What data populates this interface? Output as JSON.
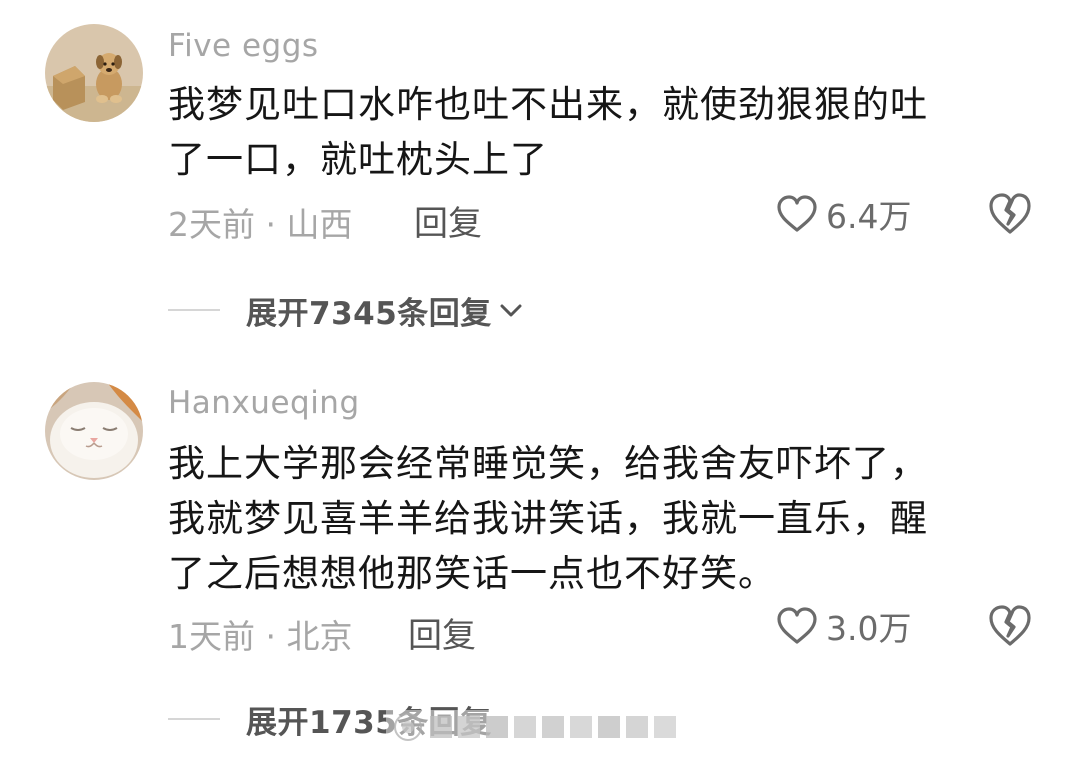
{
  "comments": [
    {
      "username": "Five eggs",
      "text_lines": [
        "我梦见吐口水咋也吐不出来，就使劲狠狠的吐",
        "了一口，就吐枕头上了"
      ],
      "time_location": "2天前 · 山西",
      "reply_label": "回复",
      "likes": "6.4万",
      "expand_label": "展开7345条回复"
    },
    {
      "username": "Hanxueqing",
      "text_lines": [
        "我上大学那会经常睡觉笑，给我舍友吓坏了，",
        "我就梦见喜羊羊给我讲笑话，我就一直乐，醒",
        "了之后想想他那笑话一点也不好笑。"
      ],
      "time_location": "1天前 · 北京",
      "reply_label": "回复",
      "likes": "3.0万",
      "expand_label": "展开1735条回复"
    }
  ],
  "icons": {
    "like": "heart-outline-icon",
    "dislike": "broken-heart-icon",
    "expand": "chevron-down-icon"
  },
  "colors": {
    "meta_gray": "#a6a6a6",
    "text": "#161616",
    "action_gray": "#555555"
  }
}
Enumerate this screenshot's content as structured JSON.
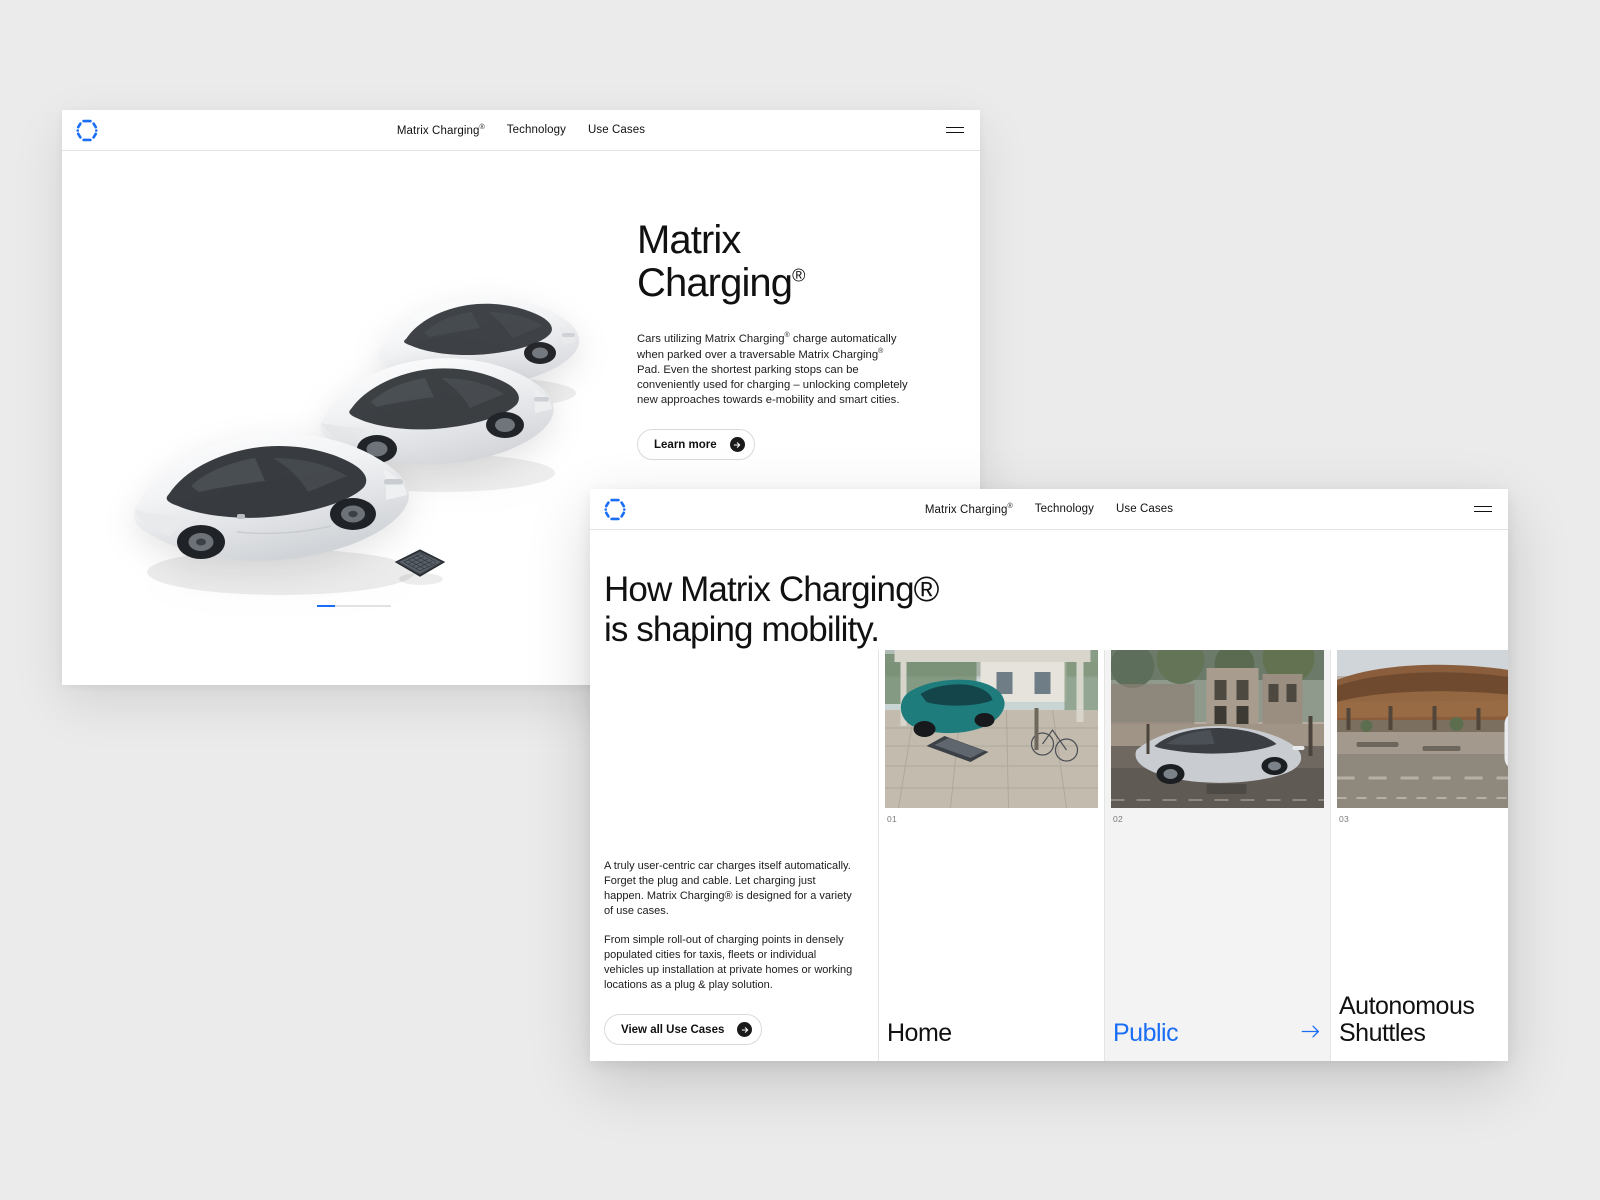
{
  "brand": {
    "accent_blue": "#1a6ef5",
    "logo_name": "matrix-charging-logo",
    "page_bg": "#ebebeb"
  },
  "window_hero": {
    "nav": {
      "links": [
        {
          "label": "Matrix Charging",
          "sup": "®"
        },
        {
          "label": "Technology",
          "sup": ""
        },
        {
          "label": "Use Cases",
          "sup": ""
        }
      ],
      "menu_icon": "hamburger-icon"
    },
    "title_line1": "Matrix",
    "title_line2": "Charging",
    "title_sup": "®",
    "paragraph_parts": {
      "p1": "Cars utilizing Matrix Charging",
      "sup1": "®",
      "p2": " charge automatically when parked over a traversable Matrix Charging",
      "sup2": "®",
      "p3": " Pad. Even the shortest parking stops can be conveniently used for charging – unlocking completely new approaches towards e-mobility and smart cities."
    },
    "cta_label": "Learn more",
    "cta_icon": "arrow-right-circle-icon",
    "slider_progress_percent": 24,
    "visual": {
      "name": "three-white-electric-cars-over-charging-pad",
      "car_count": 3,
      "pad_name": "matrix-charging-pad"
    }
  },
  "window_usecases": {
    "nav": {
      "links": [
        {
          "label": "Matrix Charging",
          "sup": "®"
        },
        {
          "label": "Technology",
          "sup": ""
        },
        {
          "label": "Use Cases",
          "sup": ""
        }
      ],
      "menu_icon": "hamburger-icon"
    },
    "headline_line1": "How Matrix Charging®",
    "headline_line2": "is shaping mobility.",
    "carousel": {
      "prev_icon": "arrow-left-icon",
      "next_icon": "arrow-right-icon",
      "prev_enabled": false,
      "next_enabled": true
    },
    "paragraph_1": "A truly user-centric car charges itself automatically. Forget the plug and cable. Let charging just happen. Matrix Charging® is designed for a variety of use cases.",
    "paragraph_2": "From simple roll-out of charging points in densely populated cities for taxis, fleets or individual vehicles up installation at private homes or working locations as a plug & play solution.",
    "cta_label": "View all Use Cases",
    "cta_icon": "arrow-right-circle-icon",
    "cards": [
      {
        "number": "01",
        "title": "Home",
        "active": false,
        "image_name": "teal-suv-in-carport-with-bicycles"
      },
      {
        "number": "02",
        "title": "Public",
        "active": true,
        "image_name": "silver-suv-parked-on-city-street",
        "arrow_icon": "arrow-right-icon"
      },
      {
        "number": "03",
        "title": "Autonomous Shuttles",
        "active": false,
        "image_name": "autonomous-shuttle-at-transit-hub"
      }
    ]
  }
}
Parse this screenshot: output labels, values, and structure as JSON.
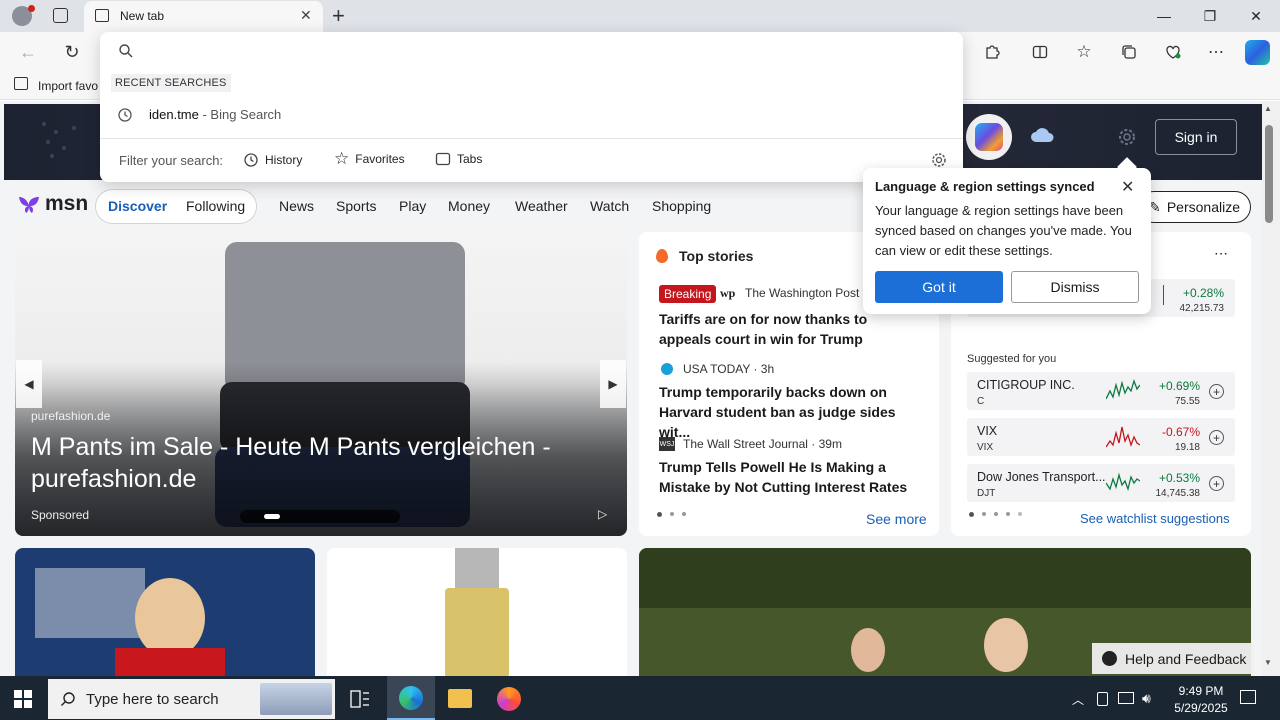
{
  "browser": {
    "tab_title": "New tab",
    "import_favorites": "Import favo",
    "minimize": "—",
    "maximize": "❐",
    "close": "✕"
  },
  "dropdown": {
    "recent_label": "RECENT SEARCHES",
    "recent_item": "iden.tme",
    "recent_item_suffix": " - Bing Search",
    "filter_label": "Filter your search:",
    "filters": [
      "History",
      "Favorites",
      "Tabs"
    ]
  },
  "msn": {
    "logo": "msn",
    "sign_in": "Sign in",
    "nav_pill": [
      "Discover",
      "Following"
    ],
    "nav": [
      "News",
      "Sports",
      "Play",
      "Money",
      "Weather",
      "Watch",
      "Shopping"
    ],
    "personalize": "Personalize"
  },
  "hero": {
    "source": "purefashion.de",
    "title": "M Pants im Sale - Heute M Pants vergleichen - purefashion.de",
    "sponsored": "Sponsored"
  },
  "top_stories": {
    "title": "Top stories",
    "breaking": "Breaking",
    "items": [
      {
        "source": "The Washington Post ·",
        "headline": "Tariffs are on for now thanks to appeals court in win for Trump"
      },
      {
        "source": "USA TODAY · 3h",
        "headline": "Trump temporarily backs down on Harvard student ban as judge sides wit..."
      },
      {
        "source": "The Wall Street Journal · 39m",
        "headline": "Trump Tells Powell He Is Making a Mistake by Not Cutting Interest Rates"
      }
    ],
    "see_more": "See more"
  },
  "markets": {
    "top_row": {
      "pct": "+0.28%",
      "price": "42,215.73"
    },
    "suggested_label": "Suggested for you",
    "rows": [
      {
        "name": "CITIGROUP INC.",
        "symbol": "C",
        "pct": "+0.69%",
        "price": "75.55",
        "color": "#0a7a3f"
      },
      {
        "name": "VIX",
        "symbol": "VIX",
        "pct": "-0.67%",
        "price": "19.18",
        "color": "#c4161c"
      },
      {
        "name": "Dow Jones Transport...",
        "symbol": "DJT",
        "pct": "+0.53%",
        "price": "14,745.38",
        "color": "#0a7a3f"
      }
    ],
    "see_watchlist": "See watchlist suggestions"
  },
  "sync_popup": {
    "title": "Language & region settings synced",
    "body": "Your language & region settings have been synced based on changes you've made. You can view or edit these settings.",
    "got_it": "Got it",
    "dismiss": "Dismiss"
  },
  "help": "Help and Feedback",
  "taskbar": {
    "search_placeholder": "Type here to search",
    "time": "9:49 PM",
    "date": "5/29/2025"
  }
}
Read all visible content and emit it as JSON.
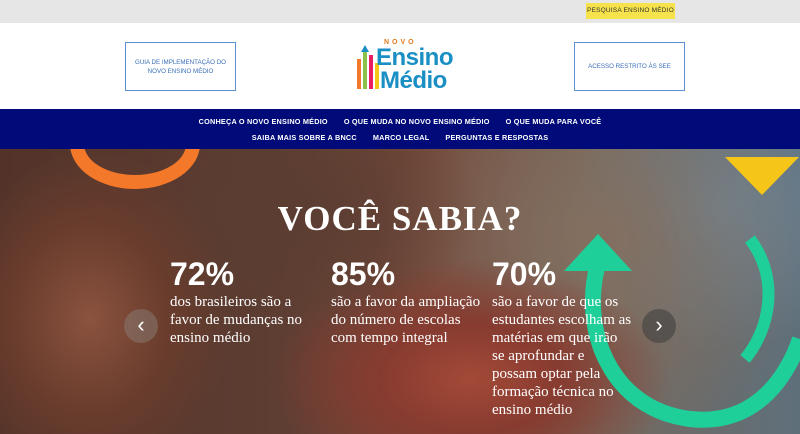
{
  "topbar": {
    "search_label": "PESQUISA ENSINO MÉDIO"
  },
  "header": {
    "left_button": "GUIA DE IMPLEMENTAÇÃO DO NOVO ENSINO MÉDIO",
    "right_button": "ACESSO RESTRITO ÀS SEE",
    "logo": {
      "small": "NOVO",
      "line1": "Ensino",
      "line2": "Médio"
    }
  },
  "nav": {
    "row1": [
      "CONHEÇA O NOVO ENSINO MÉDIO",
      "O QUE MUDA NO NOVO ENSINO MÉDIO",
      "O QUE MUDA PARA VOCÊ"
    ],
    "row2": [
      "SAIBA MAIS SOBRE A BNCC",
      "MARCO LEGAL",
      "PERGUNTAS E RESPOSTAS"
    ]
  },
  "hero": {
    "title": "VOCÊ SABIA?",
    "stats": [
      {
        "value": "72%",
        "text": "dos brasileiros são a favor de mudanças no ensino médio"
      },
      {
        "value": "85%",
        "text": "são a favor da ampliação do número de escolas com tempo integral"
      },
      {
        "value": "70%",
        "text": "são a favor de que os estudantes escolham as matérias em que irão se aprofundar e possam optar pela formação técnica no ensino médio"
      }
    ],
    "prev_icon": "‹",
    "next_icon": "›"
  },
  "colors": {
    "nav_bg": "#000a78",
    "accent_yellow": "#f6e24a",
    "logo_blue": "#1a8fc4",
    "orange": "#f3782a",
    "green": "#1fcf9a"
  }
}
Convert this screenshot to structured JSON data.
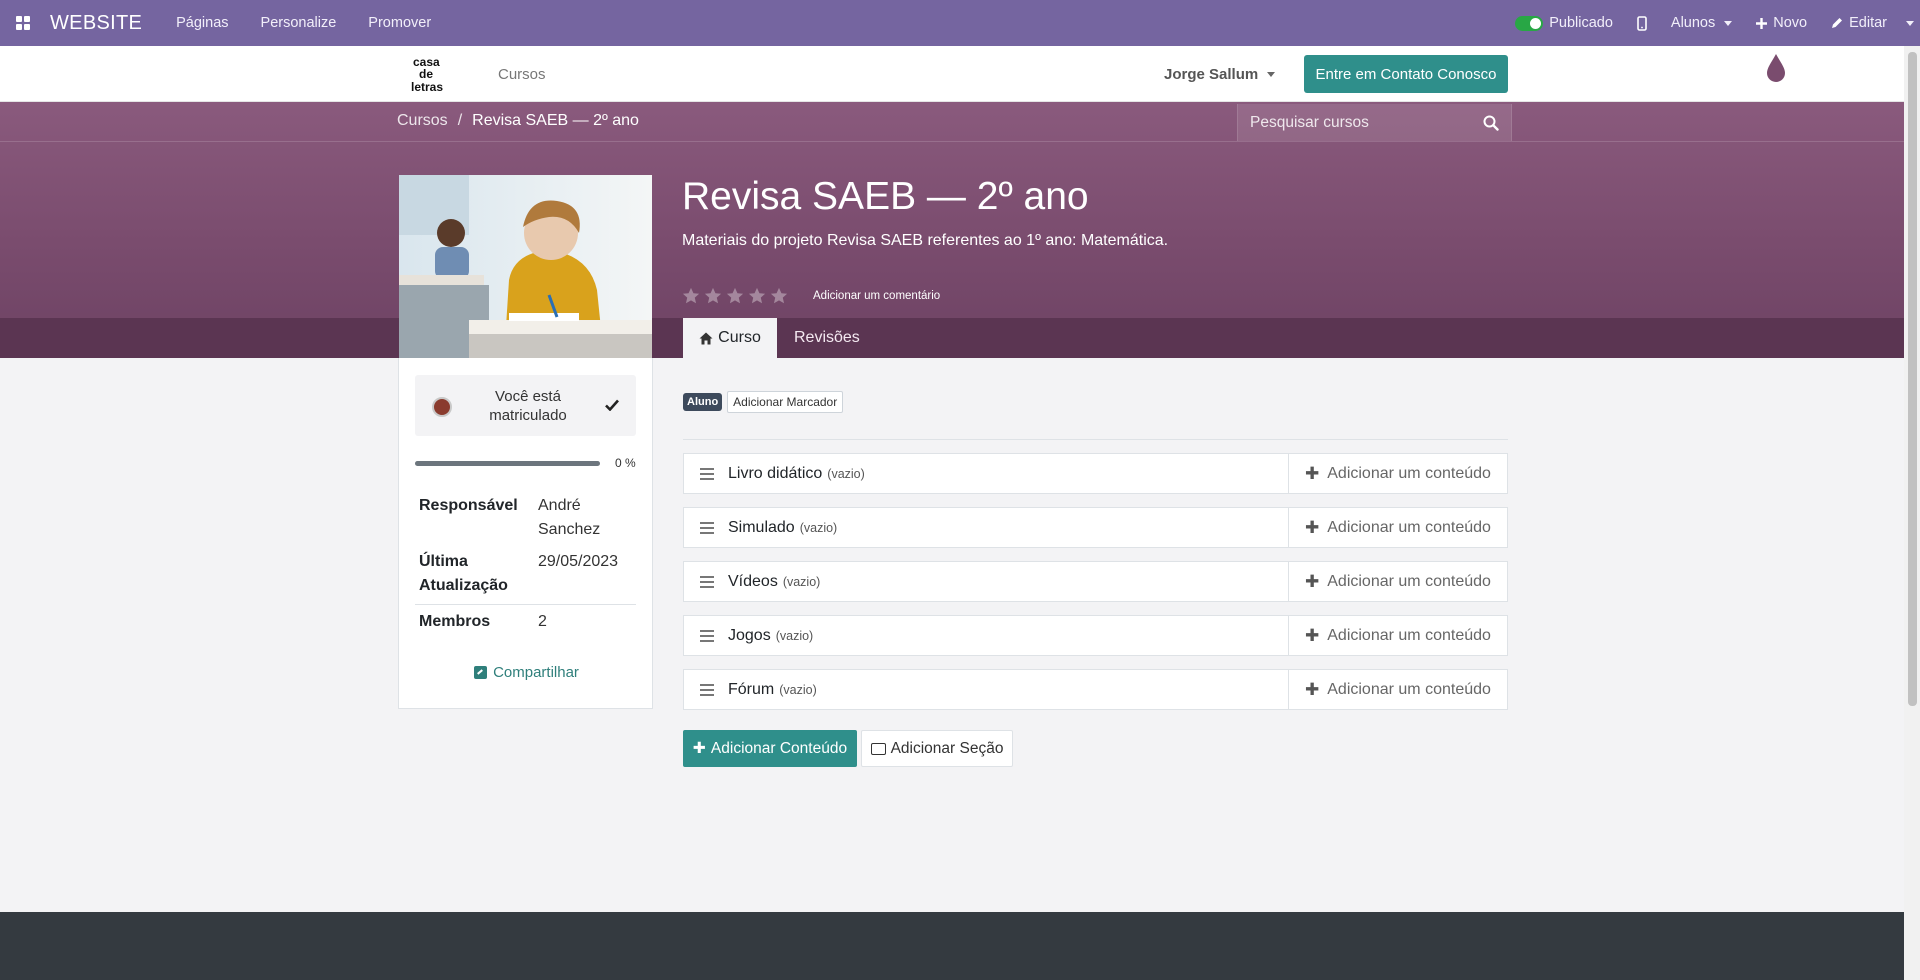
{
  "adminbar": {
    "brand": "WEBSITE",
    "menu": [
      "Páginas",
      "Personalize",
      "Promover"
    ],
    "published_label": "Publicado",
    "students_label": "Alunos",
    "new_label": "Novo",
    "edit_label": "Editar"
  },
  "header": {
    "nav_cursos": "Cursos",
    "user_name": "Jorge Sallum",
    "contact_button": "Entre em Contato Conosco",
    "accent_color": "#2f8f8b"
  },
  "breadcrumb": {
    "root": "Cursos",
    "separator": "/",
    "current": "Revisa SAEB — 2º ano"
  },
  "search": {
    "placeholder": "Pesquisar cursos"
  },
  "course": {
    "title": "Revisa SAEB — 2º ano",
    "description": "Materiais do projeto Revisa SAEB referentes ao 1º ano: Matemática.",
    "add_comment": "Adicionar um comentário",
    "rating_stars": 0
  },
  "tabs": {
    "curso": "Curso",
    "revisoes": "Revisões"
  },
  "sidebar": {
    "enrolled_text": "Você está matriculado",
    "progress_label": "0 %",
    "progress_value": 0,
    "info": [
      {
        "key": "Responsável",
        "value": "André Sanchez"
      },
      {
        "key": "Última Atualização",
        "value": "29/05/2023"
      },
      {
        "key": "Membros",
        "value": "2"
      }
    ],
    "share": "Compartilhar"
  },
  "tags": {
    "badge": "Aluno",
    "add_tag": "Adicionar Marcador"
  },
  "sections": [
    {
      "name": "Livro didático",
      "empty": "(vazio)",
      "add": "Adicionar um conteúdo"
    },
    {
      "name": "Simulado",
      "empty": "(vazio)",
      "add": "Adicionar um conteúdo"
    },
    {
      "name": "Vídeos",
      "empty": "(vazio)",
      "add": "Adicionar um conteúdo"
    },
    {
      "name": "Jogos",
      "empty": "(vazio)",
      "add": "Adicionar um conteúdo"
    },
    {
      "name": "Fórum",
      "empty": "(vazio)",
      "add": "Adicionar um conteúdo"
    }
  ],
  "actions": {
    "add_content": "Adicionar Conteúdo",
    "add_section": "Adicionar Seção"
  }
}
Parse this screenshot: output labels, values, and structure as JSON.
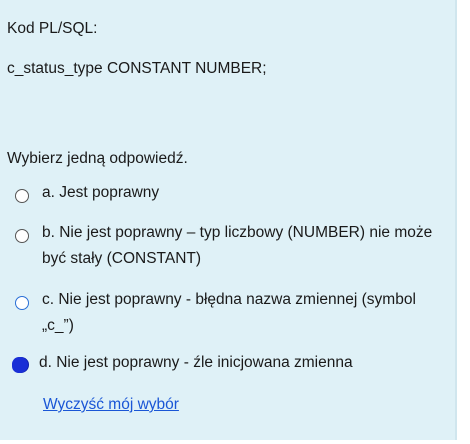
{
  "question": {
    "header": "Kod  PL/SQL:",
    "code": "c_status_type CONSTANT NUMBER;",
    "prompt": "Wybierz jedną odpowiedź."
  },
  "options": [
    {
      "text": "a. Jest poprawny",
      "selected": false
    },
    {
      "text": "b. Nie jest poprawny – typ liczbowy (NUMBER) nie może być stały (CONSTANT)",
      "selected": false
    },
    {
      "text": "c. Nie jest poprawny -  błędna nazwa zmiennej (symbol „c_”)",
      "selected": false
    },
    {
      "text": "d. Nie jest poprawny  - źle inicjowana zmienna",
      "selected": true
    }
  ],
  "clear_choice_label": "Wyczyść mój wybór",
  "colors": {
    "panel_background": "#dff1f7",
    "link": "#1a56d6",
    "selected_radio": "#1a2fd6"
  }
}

##############################

#### [Written exercise]
Out of the material above, gather each line where "true" appears.

#### [Right answer]
      "next_enabled": true
        "active": true,
      "selected": true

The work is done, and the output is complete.